- [TASK INSTRUCTIONS]:
Copy everything in the data below from the line containing "calendar-day-cell[interactable]: 30 Sunrise: 8:00" down to the line containing "day-info-line: Sunset: 4:24", both included, changing "Sunrise" to "Dawn" and leaving the rest untouched.

- [TASK DATA]:

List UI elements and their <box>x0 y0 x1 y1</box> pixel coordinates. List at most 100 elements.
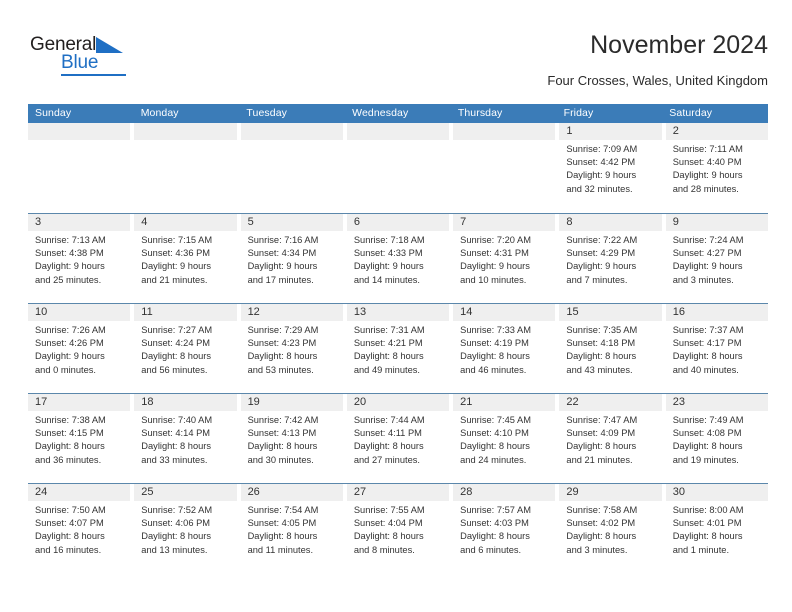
calendar-day-cell[interactable]: 30 Sunrise: 8:00 AM Sunset: 4:01 PM Dayligh… <box>665 484 768 573</box>
title-block: November 2024 Four Crosses, Wales, Unite… <box>248 30 768 89</box>
calendar-day-cell[interactable]: 4 Sunrise: 7:15 AM Sunset: 4:36 PM Daylight… <box>134 214 237 303</box>
day-info-line: Daylight: 8 hours <box>247 351 318 362</box>
day-info-line: Sunset: 4:24 PM <box>141 338 211 349</box>
day-number: 17 <box>28 394 131 411</box>
calendar-day-cell[interactable]: 10 Sunrise: 7:26 AM Sunset: 4:26 PM Dayligh… <box>28 304 131 393</box>
day-info-line: and 27 minutes. <box>353 454 420 465</box>
day-number: 18 <box>134 394 237 411</box>
day-info-line: Sunset: 4:14 PM <box>141 428 211 439</box>
day-info-line: Sunrise: 7:24 AM <box>672 235 744 245</box>
day-info-line: Sunset: 4:17 PM <box>672 338 742 349</box>
day-info-line: and 1 minute. <box>672 544 730 555</box>
day-number: 22 <box>559 394 662 411</box>
day-sun-info: Sunrise: 7:54 AM Sunset: 4:05 PM Daylight:… <box>241 501 343 557</box>
day-info-line: Daylight: 9 hours <box>35 261 105 272</box>
day-info-line: Daylight: 9 hours <box>672 261 743 272</box>
day-number: 2 <box>665 123 768 140</box>
day-info-line: Sunrise: 7:45 AM <box>460 415 531 425</box>
day-info-line: and 40 minutes. <box>672 364 739 375</box>
day-info-line: Sunrise: 7:58 AM <box>566 505 638 515</box>
calendar-day-cell[interactable]: 24 Sunrise: 7:50 AM Sunset: 4:07 PM Dayligh… <box>28 484 131 573</box>
day-sun-info: Sunrise: 7:13 AM Sunset: 4:38 PM Daylight:… <box>28 231 130 287</box>
calendar-day-cell[interactable]: 28 Sunrise: 7:57 AM Sunset: 4:03 PM Dayligh… <box>453 484 556 573</box>
calendar-day-cell[interactable]: 13 Sunrise: 7:31 AM Sunset: 4:21 PM Dayligh… <box>346 304 450 393</box>
day-info-line: Daylight: 8 hours <box>566 531 637 542</box>
weekday-header-row: Sunday Monday Tuesday Wednesday Thursday Frid… <box>28 104 768 123</box>
day-number: 23 <box>665 394 768 411</box>
day-info-line: and 30 minutes. <box>247 454 314 465</box>
day-sun-info: Sunrise: 7:22 AM Sunset: 4:29 PM Daylight:… <box>559 231 661 287</box>
day-info-line: Sunrise: 7:52 AM <box>141 505 213 515</box>
day-sun-info: Sunrise: 7:31 AM Sunset: 4:21 PM Daylight:… <box>347 321 449 377</box>
calendar-body: 1 Sunrise: 7:09 AM Sunset: 4:42 PM Daylight… <box>28 123 768 573</box>
day-info-line: Sunrise: 7:13 AM <box>35 235 106 245</box>
calendar-day-cell[interactable]: 6 Sunrise: 7:18 AM Sunset: 4:33 PM Daylight… <box>346 214 450 303</box>
day-info-line: Daylight: 8 hours <box>35 531 105 542</box>
day-info-line: Daylight: 8 hours <box>247 531 318 542</box>
calendar-day-cell[interactable]: 1 Sunrise: 7:09 AM Sunset: 4:42 PM Daylight… <box>559 123 662 212</box>
calendar-day-cell[interactable]: 3 Sunrise: 7:13 AM Sunset: 4:38 PM Daylight… <box>28 214 131 303</box>
day-info-line: Sunrise: 7:40 AM <box>141 415 213 425</box>
calendar-day-cell[interactable]: 19 Sunrise: 7:42 AM Sunset: 4:13 PM Dayligh… <box>240 394 343 483</box>
weekday-header-tuesday: Tuesday <box>246 107 288 119</box>
day-info-line: and 25 minutes. <box>35 274 102 285</box>
day-sun-info: Sunrise: 7:52 AM Sunset: 4:06 PM Daylight:… <box>134 501 236 557</box>
calendar-day-cell[interactable]: 16 Sunrise: 7:37 AM Sunset: 4:17 PM Dayligh… <box>665 304 768 393</box>
day-info-line: and 13 minutes. <box>141 544 208 555</box>
day-sun-info: Sunrise: 7:24 AM Sunset: 4:27 PM Daylight:… <box>666 231 768 287</box>
day-info-line: Daylight: 8 hours <box>672 351 743 362</box>
day-info-line: Sunset: 4:36 PM <box>141 248 211 259</box>
day-info-line: Sunset: 4:33 PM <box>353 248 423 259</box>
day-sun-info: Sunrise: 7:37 AM Sunset: 4:17 PM Daylight:… <box>666 321 768 377</box>
calendar-day-cell[interactable]: 29 Sunrise: 7:58 AM Sunset: 4:02 PM Dayligh… <box>559 484 662 573</box>
calendar-day-cell[interactable]: 8 Sunrise: 7:22 AM Sunset: 4:29 PM Daylight… <box>559 214 662 303</box>
day-number: 30 <box>665 484 768 501</box>
calendar-day-cell[interactable]: 14 Sunrise: 7:33 AM Sunset: 4:19 PM Dayligh… <box>453 304 556 393</box>
calendar-day-cell[interactable]: 21 Sunrise: 7:45 AM Sunset: 4:10 PM Dayligh… <box>453 394 556 483</box>
calendar-day-cell[interactable]: 7 Sunrise: 7:20 AM Sunset: 4:31 PM Daylight… <box>453 214 556 303</box>
calendar-day-cell[interactable]: 11 Sunrise: 7:27 AM Sunset: 4:24 PM Dayligh… <box>134 304 237 393</box>
day-info-line: Sunset: 4:26 PM <box>35 338 104 349</box>
calendar-week-row: 17 Sunrise: 7:38 AM Sunset: 4:15 PM Dayligh… <box>28 393 768 483</box>
calendar-day-cell[interactable]: 9 Sunrise: 7:24 AM Sunset: 4:27 PM Daylight… <box>665 214 768 303</box>
brand-logo[interactable]: General Blue <box>30 34 160 86</box>
calendar-day-cell[interactable]: 25 Sunrise: 7:52 AM Sunset: 4:06 PM Dayligh… <box>134 484 237 573</box>
day-info-line: Sunset: 4:11 PM <box>353 428 422 439</box>
day-info-line: Sunset: 4:04 PM <box>353 518 423 529</box>
day-number: 27 <box>346 484 450 501</box>
day-info-line: and 56 minutes. <box>141 364 208 375</box>
calendar-day-cell[interactable]: 2 Sunrise: 7:11 AM Sunset: 4:40 PM Daylight… <box>665 123 768 212</box>
day-sun-info: Sunrise: 7:35 AM Sunset: 4:18 PM Daylight:… <box>559 321 661 377</box>
day-sun-info: Sunrise: 7:50 AM Sunset: 4:07 PM Daylight:… <box>28 501 130 557</box>
day-info-line: Daylight: 9 hours <box>141 261 212 272</box>
calendar-day-cell[interactable]: 12 Sunrise: 7:29 AM Sunset: 4:23 PM Dayligh… <box>240 304 343 393</box>
day-info-line: and 17 minutes. <box>247 274 314 285</box>
page-subtitle: Four Crosses, Wales, United Kingdom <box>547 73 768 88</box>
day-number: 13 <box>346 304 450 321</box>
calendar-day-cell[interactable]: 15 Sunrise: 7:35 AM Sunset: 4:18 PM Dayligh… <box>559 304 662 393</box>
calendar-day-cell[interactable]: 20 Sunrise: 7:44 AM Sunset: 4:11 PM Dayligh… <box>346 394 450 483</box>
day-info-line: and 14 minutes. <box>353 274 420 285</box>
calendar-day-cell[interactable]: 22 Sunrise: 7:47 AM Sunset: 4:09 PM Dayligh… <box>559 394 662 483</box>
day-info-line: Sunrise: 7:50 AM <box>35 505 106 515</box>
calendar-day-cell[interactable]: 18 Sunrise: 7:40 AM Sunset: 4:14 PM Dayligh… <box>134 394 237 483</box>
day-info-line: and 0 minutes. <box>35 364 96 375</box>
day-sun-info: Sunrise: 7:58 AM Sunset: 4:02 PM Daylight:… <box>559 501 661 557</box>
day-info-line: Sunset: 4:02 PM <box>566 518 636 529</box>
day-info-line: Sunrise: 7:55 AM <box>353 505 425 515</box>
calendar-day-cell[interactable]: 5 Sunrise: 7:16 AM Sunset: 4:34 PM Daylight… <box>240 214 343 303</box>
day-sun-info: Sunrise: 7:20 AM Sunset: 4:31 PM Daylight:… <box>453 231 555 287</box>
day-sun-info: Sunrise: 8:00 AM Sunset: 4:01 PM Daylight:… <box>666 501 768 557</box>
day-info-line: and 10 minutes. <box>460 274 527 285</box>
calendar-day-cell[interactable]: 23 Sunrise: 7:49 AM Sunset: 4:08 PM Dayligh… <box>665 394 768 483</box>
day-info-line: and 28 minutes. <box>672 183 739 194</box>
day-info-line: Sunrise: 7:26 AM <box>35 325 106 335</box>
day-info-line: Sunrise: 7:38 AM <box>35 415 106 425</box>
calendar-day-cell[interactable]: 27 Sunrise: 7:55 AM Sunset: 4:04 PM Dayligh… <box>346 484 450 573</box>
calendar-week-row: 1 Sunrise: 7:09 AM Sunset: 4:42 PM Daylight… <box>28 123 768 213</box>
calendar-day-cell[interactable]: 26 Sunrise: 7:54 AM Sunset: 4:05 PM Dayligh… <box>240 484 343 573</box>
day-info-line: Daylight: 8 hours <box>247 441 318 452</box>
day-info-line: Daylight: 9 hours <box>672 170 743 181</box>
day-sun-info <box>453 140 555 143</box>
calendar-day-cell[interactable]: 17 Sunrise: 7:38 AM Sunset: 4:15 PM Dayligh… <box>28 394 131 483</box>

- [RESPONSE FOR THIS EXERCISE]:
calendar-day-cell[interactable]: 30 Dawn: 8:00 AM Sunset: 4:01 PM Dayligh… <box>665 484 768 573</box>
title-block: November 2024 Four Crosses, Wales, Unite… <box>248 30 768 89</box>
calendar-day-cell[interactable]: 4 Dawn: 7:15 AM Sunset: 4:36 PM Daylight… <box>134 214 237 303</box>
day-info-line: Daylight: 8 hours <box>247 351 318 362</box>
day-info-line: Sunset: 4:24 PM <box>141 338 211 349</box>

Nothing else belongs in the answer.